▶ **GIVEN INSTRUCTION**
Omit every image, and transcribe the remaining entries exactly as given.

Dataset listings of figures
◆ ◆ ◆ ◆ ◆ ◆ ◆
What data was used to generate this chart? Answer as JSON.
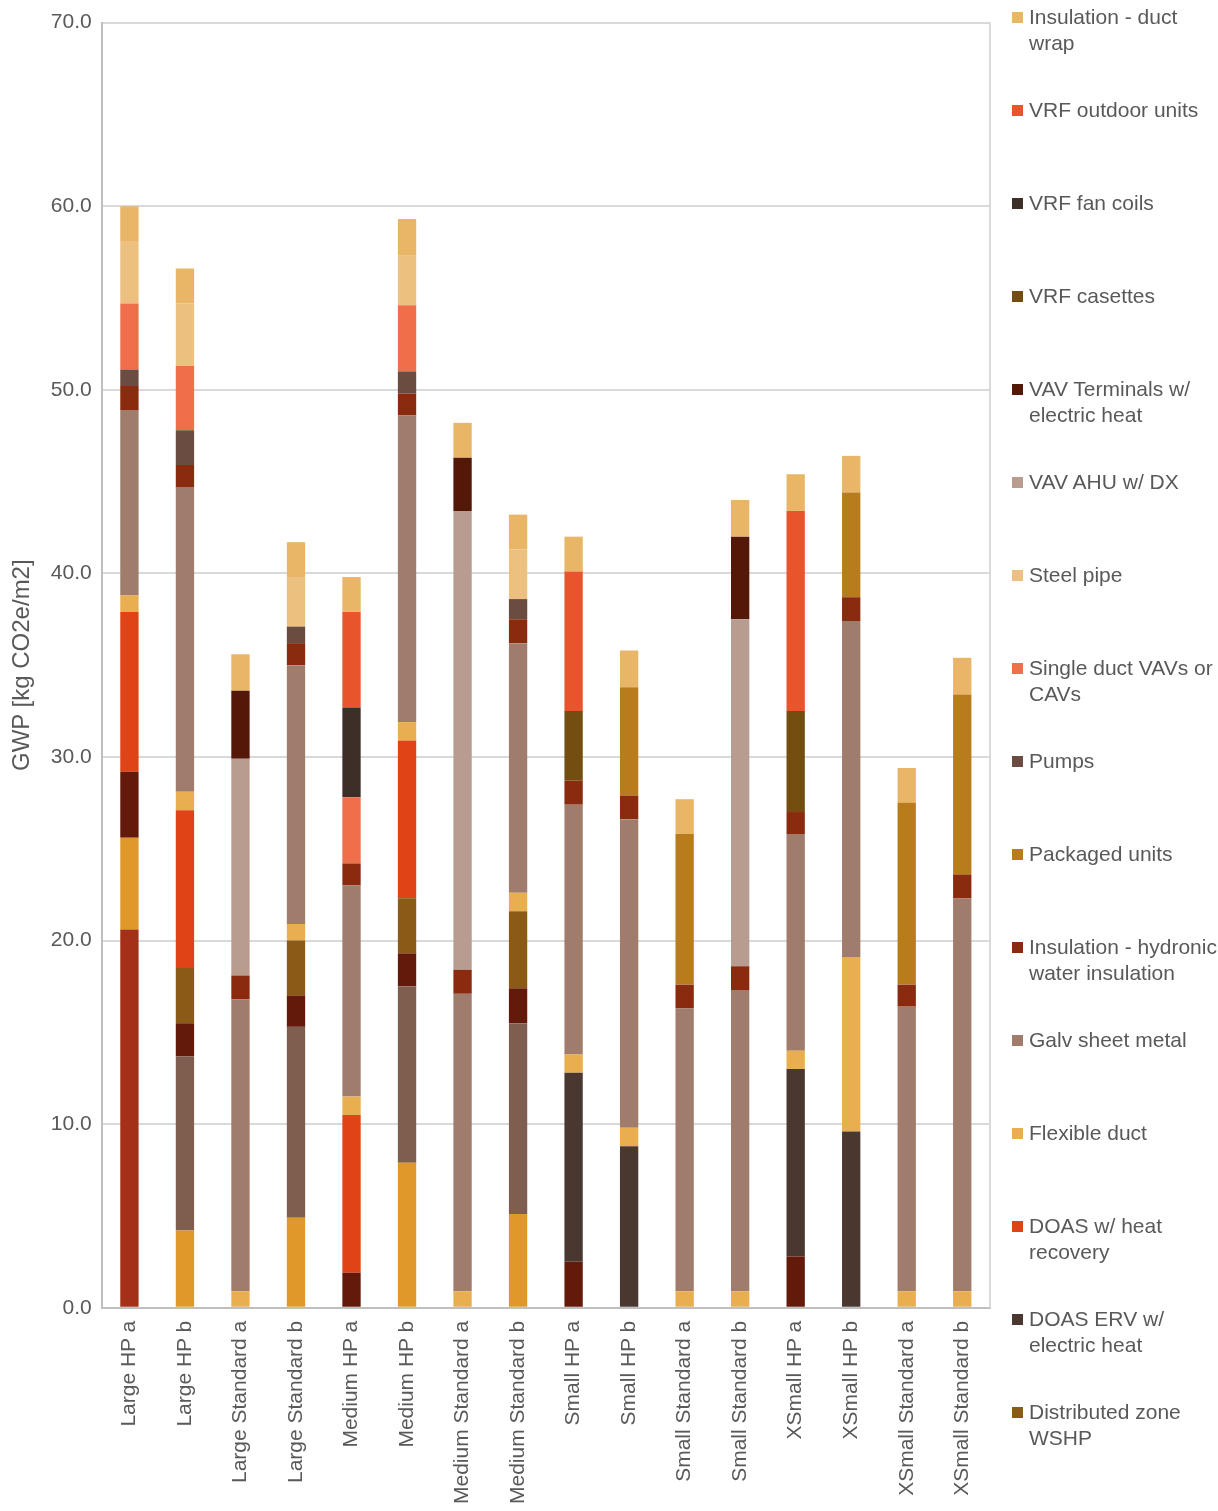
{
  "chart_data": {
    "type": "bar",
    "stacked": true,
    "ylabel": "GWP [kg CO2e/m2]",
    "categories": [
      "Large HP a",
      "Large HP b",
      "Large Standard a",
      "Large Standard b",
      "Medium HP a",
      "Medium HP b",
      "Medium Standard a",
      "Medium Standard b",
      "Small HP a",
      "Small HP b",
      "Small Standard a",
      "Small Standard b",
      "XSmall HP a",
      "XSmall HP b",
      "XSmall Standard a",
      "XSmall Standard b"
    ],
    "ylim": [
      0,
      70
    ],
    "yticks": [
      {
        "value": 0,
        "label": "0.0"
      },
      {
        "value": 10,
        "label": "10.0"
      },
      {
        "value": 20,
        "label": "20.0"
      },
      {
        "value": 30,
        "label": "30.0"
      },
      {
        "value": 40,
        "label": "40.0"
      },
      {
        "value": 50,
        "label": "50.0"
      },
      {
        "value": 60,
        "label": "60.0"
      },
      {
        "value": 70,
        "label": "70.0"
      }
    ],
    "grid": "y",
    "legend": "right",
    "series": [
      {
        "color": "#a5301a",
        "values": [
          20.6,
          null,
          null,
          null,
          null,
          null,
          null,
          null,
          null,
          null,
          null,
          null,
          null,
          null,
          null,
          null
        ]
      },
      {
        "color": "#e0982a",
        "values": [
          5.0,
          4.2,
          null,
          4.9,
          null,
          7.9,
          null,
          5.1,
          null,
          null,
          null,
          null,
          null,
          null,
          null,
          null
        ]
      },
      {
        "color": "#7f5e50",
        "values": [
          null,
          9.5,
          null,
          10.4,
          null,
          9.6,
          null,
          10.4,
          null,
          null,
          null,
          null,
          null,
          null,
          null,
          null
        ]
      },
      {
        "color": "#641a0a",
        "values": [
          3.6,
          1.8,
          null,
          1.7,
          1.9,
          1.8,
          null,
          1.9,
          2.5,
          null,
          null,
          null,
          2.8,
          null,
          null,
          null
        ]
      },
      {
        "name": "Distributed zone WSHP",
        "color": "#8a5a16",
        "values": [
          null,
          3.0,
          null,
          3.0,
          null,
          3.0,
          null,
          4.2,
          null,
          null,
          null,
          null,
          null,
          null,
          null,
          null
        ]
      },
      {
        "name": "DOAS ERV w/ electric heat",
        "color": "#4a3830",
        "values": [
          null,
          null,
          null,
          null,
          null,
          null,
          null,
          null,
          10.3,
          8.8,
          null,
          null,
          10.2,
          9.6,
          null,
          null
        ]
      },
      {
        "name": "DOAS w/ heat recovery",
        "color": "#e04416",
        "values": [
          8.7,
          8.6,
          null,
          null,
          8.6,
          8.6,
          null,
          null,
          null,
          null,
          null,
          null,
          null,
          null,
          null,
          null
        ]
      },
      {
        "name": "Flexible duct",
        "color": "#e8ae50",
        "values": [
          0.9,
          1.0,
          0.9,
          0.9,
          1.0,
          1.0,
          0.9,
          1.0,
          1.0,
          1.0,
          0.9,
          0.9,
          1.0,
          9.5,
          0.9,
          0.9
        ]
      },
      {
        "name": "Galv sheet metal",
        "color": "#a07c6c",
        "values": [
          10.1,
          16.6,
          15.9,
          14.1,
          11.5,
          16.7,
          16.2,
          13.6,
          13.6,
          16.8,
          15.4,
          16.4,
          11.8,
          18.3,
          15.5,
          21.4
        ]
      },
      {
        "name": "Insulation - hydronic water insulation",
        "color": "#8a2a0e",
        "values": [
          1.3,
          1.2,
          1.3,
          1.2,
          1.2,
          1.2,
          1.3,
          1.3,
          1.3,
          1.3,
          1.3,
          1.3,
          1.2,
          1.3,
          1.2,
          1.3
        ]
      },
      {
        "name": "Packaged units",
        "color": "#b87c1c",
        "values": [
          null,
          null,
          null,
          null,
          null,
          null,
          null,
          null,
          null,
          5.9,
          8.2,
          null,
          null,
          5.7,
          9.9,
          9.8
        ]
      },
      {
        "name": "Pumps",
        "color": "#6a4c40",
        "values": [
          0.9,
          1.9,
          null,
          0.9,
          null,
          1.2,
          null,
          1.1,
          null,
          null,
          null,
          null,
          null,
          null,
          null,
          null
        ]
      },
      {
        "name": "Single duct VAVs or CAVs",
        "color": "#ef6f4a",
        "values": [
          3.6,
          3.5,
          null,
          null,
          3.6,
          3.6,
          null,
          null,
          null,
          null,
          null,
          null,
          null,
          null,
          null,
          null
        ]
      },
      {
        "name": "Steel pipe",
        "color": "#ecc07e",
        "values": [
          3.4,
          3.4,
          null,
          2.7,
          null,
          2.7,
          null,
          2.7,
          null,
          null,
          null,
          null,
          null,
          null,
          null,
          null
        ]
      },
      {
        "name": "VAV AHU w/ DX",
        "color": "#b89c90",
        "values": [
          null,
          null,
          11.8,
          null,
          null,
          null,
          25.0,
          null,
          null,
          null,
          null,
          18.9,
          null,
          null,
          null,
          null
        ]
      },
      {
        "name": "VAV Terminals w/ electric heat",
        "color": "#541808",
        "values": [
          null,
          null,
          3.7,
          null,
          null,
          null,
          2.9,
          null,
          null,
          null,
          null,
          4.5,
          null,
          null,
          null,
          null
        ]
      },
      {
        "name": "VRF casettes",
        "color": "#744e10",
        "values": [
          null,
          null,
          null,
          null,
          null,
          null,
          null,
          null,
          3.8,
          null,
          null,
          null,
          5.5,
          null,
          null,
          null
        ]
      },
      {
        "name": "VRF fan coils",
        "color": "#3e2e28",
        "values": [
          null,
          null,
          null,
          null,
          4.9,
          null,
          null,
          null,
          null,
          null,
          null,
          null,
          null,
          null,
          null,
          null
        ]
      },
      {
        "name": "VRF outdoor units",
        "color": "#e8552c",
        "values": [
          null,
          null,
          null,
          null,
          5.2,
          null,
          null,
          null,
          7.6,
          null,
          null,
          null,
          10.9,
          null,
          null,
          null
        ]
      },
      {
        "name": "Insulation - duct wrap",
        "color": "#e8b666",
        "values": [
          1.9,
          1.9,
          2.0,
          1.9,
          1.9,
          2.0,
          1.9,
          1.9,
          1.9,
          2.0,
          1.9,
          2.0,
          2.0,
          2.0,
          1.9,
          2.0
        ]
      }
    ]
  }
}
◆ ◆ ◆ ◆ ◆ ◆ ◆
▶ **RESULT BELOW**
What data was used to generate this chart? Answer as JSON.
{
  "chart_data": {
    "type": "bar",
    "stacked": true,
    "ylabel": "GWP [kg CO2e/m2]",
    "categories": [
      "Large HP a",
      "Large HP b",
      "Large Standard a",
      "Large Standard b",
      "Medium HP a",
      "Medium HP b",
      "Medium Standard a",
      "Medium Standard b",
      "Small HP a",
      "Small HP b",
      "Small Standard a",
      "Small Standard b",
      "XSmall HP a",
      "XSmall HP b",
      "XSmall Standard a",
      "XSmall Standard b"
    ],
    "ylim": [
      0,
      70
    ],
    "yticks": [
      {
        "value": 0,
        "label": "0.0"
      },
      {
        "value": 10,
        "label": "10.0"
      },
      {
        "value": 20,
        "label": "20.0"
      },
      {
        "value": 30,
        "label": "30.0"
      },
      {
        "value": 40,
        "label": "40.0"
      },
      {
        "value": 50,
        "label": "50.0"
      },
      {
        "value": 60,
        "label": "60.0"
      },
      {
        "value": 70,
        "label": "70.0"
      }
    ],
    "grid": "y",
    "legend": "right",
    "series": [
      {
        "color": "#a5301a",
        "values": [
          20.6,
          null,
          null,
          null,
          null,
          null,
          null,
          null,
          null,
          null,
          null,
          null,
          null,
          null,
          null,
          null
        ]
      },
      {
        "color": "#e0982a",
        "values": [
          5.0,
          4.2,
          null,
          4.9,
          null,
          7.9,
          null,
          5.1,
          null,
          null,
          null,
          null,
          null,
          null,
          null,
          null
        ]
      },
      {
        "color": "#7f5e50",
        "values": [
          null,
          9.5,
          null,
          10.4,
          null,
          9.6,
          null,
          10.4,
          null,
          null,
          null,
          null,
          null,
          null,
          null,
          null
        ]
      },
      {
        "color": "#641a0a",
        "values": [
          3.6,
          1.8,
          null,
          1.7,
          1.9,
          1.8,
          null,
          1.9,
          2.5,
          null,
          null,
          null,
          2.8,
          null,
          null,
          null
        ]
      },
      {
        "name": "Distributed zone WSHP",
        "color": "#8a5a16",
        "values": [
          null,
          3.0,
          null,
          3.0,
          null,
          3.0,
          null,
          4.2,
          null,
          null,
          null,
          null,
          null,
          null,
          null,
          null
        ]
      },
      {
        "name": "DOAS ERV w/ electric heat",
        "color": "#4a3830",
        "values": [
          null,
          null,
          null,
          null,
          null,
          null,
          null,
          null,
          10.3,
          8.8,
          null,
          null,
          10.2,
          9.6,
          null,
          null
        ]
      },
      {
        "name": "DOAS w/ heat recovery",
        "color": "#e04416",
        "values": [
          8.7,
          8.6,
          null,
          null,
          8.6,
          8.6,
          null,
          null,
          null,
          null,
          null,
          null,
          null,
          null,
          null,
          null
        ]
      },
      {
        "name": "Flexible duct",
        "color": "#e8ae50",
        "values": [
          0.9,
          1.0,
          0.9,
          0.9,
          1.0,
          1.0,
          0.9,
          1.0,
          1.0,
          1.0,
          0.9,
          0.9,
          1.0,
          9.5,
          0.9,
          0.9
        ]
      },
      {
        "name": "Galv sheet metal",
        "color": "#a07c6c",
        "values": [
          10.1,
          16.6,
          15.9,
          14.1,
          11.5,
          16.7,
          16.2,
          13.6,
          13.6,
          16.8,
          15.4,
          16.4,
          11.8,
          18.3,
          15.5,
          21.4
        ]
      },
      {
        "name": "Insulation - hydronic water insulation",
        "color": "#8a2a0e",
        "values": [
          1.3,
          1.2,
          1.3,
          1.2,
          1.2,
          1.2,
          1.3,
          1.3,
          1.3,
          1.3,
          1.3,
          1.3,
          1.2,
          1.3,
          1.2,
          1.3
        ]
      },
      {
        "name": "Packaged units",
        "color": "#b87c1c",
        "values": [
          null,
          null,
          null,
          null,
          null,
          null,
          null,
          null,
          null,
          5.9,
          8.2,
          null,
          null,
          5.7,
          9.9,
          9.8
        ]
      },
      {
        "name": "Pumps",
        "color": "#6a4c40",
        "values": [
          0.9,
          1.9,
          null,
          0.9,
          null,
          1.2,
          null,
          1.1,
          null,
          null,
          null,
          null,
          null,
          null,
          null,
          null
        ]
      },
      {
        "name": "Single duct VAVs or CAVs",
        "color": "#ef6f4a",
        "values": [
          3.6,
          3.5,
          null,
          null,
          3.6,
          3.6,
          null,
          null,
          null,
          null,
          null,
          null,
          null,
          null,
          null,
          null
        ]
      },
      {
        "name": "Steel pipe",
        "color": "#ecc07e",
        "values": [
          3.4,
          3.4,
          null,
          2.7,
          null,
          2.7,
          null,
          2.7,
          null,
          null,
          null,
          null,
          null,
          null,
          null,
          null
        ]
      },
      {
        "name": "VAV AHU w/ DX",
        "color": "#b89c90",
        "values": [
          null,
          null,
          11.8,
          null,
          null,
          null,
          25.0,
          null,
          null,
          null,
          null,
          18.9,
          null,
          null,
          null,
          null
        ]
      },
      {
        "name": "VAV Terminals w/ electric heat",
        "color": "#541808",
        "values": [
          null,
          null,
          3.7,
          null,
          null,
          null,
          2.9,
          null,
          null,
          null,
          null,
          4.5,
          null,
          null,
          null,
          null
        ]
      },
      {
        "name": "VRF casettes",
        "color": "#744e10",
        "values": [
          null,
          null,
          null,
          null,
          null,
          null,
          null,
          null,
          3.8,
          null,
          null,
          null,
          5.5,
          null,
          null,
          null
        ]
      },
      {
        "name": "VRF fan coils",
        "color": "#3e2e28",
        "values": [
          null,
          null,
          null,
          null,
          4.9,
          null,
          null,
          null,
          null,
          null,
          null,
          null,
          null,
          null,
          null,
          null
        ]
      },
      {
        "name": "VRF outdoor units",
        "color": "#e8552c",
        "values": [
          null,
          null,
          null,
          null,
          5.2,
          null,
          null,
          null,
          7.6,
          null,
          null,
          null,
          10.9,
          null,
          null,
          null
        ]
      },
      {
        "name": "Insulation - duct wrap",
        "color": "#e8b666",
        "values": [
          1.9,
          1.9,
          2.0,
          1.9,
          1.9,
          2.0,
          1.9,
          1.9,
          1.9,
          2.0,
          1.9,
          2.0,
          2.0,
          2.0,
          1.9,
          2.0
        ]
      }
    ]
  }
}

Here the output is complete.